| DATA FOR THE TASK |
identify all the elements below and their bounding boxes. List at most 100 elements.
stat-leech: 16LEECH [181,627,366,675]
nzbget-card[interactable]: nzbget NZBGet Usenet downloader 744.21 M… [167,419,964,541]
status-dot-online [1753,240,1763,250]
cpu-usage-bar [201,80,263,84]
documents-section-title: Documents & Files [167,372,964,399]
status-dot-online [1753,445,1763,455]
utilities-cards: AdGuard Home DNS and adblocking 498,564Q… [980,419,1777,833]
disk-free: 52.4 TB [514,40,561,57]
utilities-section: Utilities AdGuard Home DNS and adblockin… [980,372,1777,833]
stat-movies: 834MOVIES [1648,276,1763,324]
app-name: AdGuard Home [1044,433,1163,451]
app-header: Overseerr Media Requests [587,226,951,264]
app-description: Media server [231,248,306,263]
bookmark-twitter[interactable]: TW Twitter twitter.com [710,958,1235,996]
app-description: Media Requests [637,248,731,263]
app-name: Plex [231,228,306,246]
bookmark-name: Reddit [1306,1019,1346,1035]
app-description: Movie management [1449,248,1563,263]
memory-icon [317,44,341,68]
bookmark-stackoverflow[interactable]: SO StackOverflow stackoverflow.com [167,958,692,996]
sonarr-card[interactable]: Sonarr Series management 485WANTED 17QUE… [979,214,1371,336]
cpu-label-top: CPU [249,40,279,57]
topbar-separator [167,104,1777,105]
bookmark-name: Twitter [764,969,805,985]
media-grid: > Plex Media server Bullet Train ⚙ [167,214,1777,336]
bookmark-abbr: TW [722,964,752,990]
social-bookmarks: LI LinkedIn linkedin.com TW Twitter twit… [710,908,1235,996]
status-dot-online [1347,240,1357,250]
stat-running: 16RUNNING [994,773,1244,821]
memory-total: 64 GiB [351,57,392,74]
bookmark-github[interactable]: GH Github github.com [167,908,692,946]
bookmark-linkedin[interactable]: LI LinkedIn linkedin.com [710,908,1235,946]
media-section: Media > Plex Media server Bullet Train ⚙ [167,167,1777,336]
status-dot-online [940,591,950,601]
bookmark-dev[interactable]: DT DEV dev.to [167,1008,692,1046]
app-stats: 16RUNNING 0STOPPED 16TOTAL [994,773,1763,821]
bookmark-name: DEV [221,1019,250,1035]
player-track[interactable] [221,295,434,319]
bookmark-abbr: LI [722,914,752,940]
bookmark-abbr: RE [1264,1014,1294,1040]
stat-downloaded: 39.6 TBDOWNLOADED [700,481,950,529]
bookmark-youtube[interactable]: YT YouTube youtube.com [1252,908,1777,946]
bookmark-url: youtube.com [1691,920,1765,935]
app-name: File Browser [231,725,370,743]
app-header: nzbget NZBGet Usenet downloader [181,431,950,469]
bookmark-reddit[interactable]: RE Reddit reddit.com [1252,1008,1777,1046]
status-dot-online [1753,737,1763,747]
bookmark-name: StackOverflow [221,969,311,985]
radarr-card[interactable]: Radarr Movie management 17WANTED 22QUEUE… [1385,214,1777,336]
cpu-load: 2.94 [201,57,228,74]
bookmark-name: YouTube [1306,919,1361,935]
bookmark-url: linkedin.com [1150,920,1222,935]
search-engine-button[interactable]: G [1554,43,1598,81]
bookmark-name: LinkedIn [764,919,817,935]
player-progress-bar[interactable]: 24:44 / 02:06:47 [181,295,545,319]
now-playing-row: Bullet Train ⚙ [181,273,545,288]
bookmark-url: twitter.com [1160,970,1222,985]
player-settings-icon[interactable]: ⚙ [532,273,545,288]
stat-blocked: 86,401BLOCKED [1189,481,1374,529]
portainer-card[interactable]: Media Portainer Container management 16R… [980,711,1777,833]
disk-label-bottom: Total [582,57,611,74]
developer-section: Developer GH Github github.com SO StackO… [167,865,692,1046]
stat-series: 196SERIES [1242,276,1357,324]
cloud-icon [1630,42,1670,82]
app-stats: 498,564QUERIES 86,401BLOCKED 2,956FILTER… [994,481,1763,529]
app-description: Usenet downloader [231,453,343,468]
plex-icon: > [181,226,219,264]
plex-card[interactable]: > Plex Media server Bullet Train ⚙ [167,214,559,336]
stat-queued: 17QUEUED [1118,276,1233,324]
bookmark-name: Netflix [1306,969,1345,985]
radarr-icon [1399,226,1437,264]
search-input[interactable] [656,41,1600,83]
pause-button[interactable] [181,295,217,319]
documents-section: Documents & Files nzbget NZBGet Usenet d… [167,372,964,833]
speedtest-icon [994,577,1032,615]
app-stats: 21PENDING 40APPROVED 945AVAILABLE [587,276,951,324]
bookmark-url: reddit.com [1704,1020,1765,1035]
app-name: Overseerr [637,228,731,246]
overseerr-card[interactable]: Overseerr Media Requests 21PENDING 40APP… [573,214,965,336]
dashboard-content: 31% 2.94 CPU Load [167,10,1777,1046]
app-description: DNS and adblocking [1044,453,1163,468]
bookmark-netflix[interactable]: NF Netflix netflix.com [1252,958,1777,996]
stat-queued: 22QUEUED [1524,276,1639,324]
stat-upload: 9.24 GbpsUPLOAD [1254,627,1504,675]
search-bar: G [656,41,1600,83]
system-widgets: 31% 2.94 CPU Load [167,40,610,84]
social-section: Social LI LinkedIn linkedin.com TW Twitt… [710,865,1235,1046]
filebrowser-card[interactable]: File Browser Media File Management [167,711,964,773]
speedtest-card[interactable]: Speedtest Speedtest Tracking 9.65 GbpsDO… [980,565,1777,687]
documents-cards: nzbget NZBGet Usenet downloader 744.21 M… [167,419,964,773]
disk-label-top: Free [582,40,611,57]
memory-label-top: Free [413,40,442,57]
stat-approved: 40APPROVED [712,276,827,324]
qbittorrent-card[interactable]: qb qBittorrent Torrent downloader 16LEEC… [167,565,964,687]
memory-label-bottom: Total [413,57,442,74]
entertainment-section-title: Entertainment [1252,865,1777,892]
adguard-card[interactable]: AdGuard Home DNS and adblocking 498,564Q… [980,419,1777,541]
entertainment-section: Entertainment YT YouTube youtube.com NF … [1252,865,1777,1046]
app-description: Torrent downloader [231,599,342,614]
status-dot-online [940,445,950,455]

| STATED TASK |
Reproduce the items from the start through the line containing "app-name: AdGuard Home [1044,433,1163,451]", changing every occurrence of "status-dot-online" to "status-indicator-online" and leaving all else unchanged.

| THE OUTPUT |
identify all the elements below and their bounding boxes. List at most 100 elements.
stat-leech: 16LEECH [181,627,366,675]
nzbget-card[interactable]: nzbget NZBGet Usenet downloader 744.21 M… [167,419,964,541]
status-indicator-online [1753,240,1763,250]
cpu-usage-bar [201,80,263,84]
documents-section-title: Documents & Files [167,372,964,399]
status-indicator-online [1753,445,1763,455]
utilities-cards: AdGuard Home DNS and adblocking 498,564Q… [980,419,1777,833]
disk-free: 52.4 TB [514,40,561,57]
utilities-section: Utilities AdGuard Home DNS and adblockin… [980,372,1777,833]
stat-movies: 834MOVIES [1648,276,1763,324]
app-name: AdGuard Home [1044,433,1163,451]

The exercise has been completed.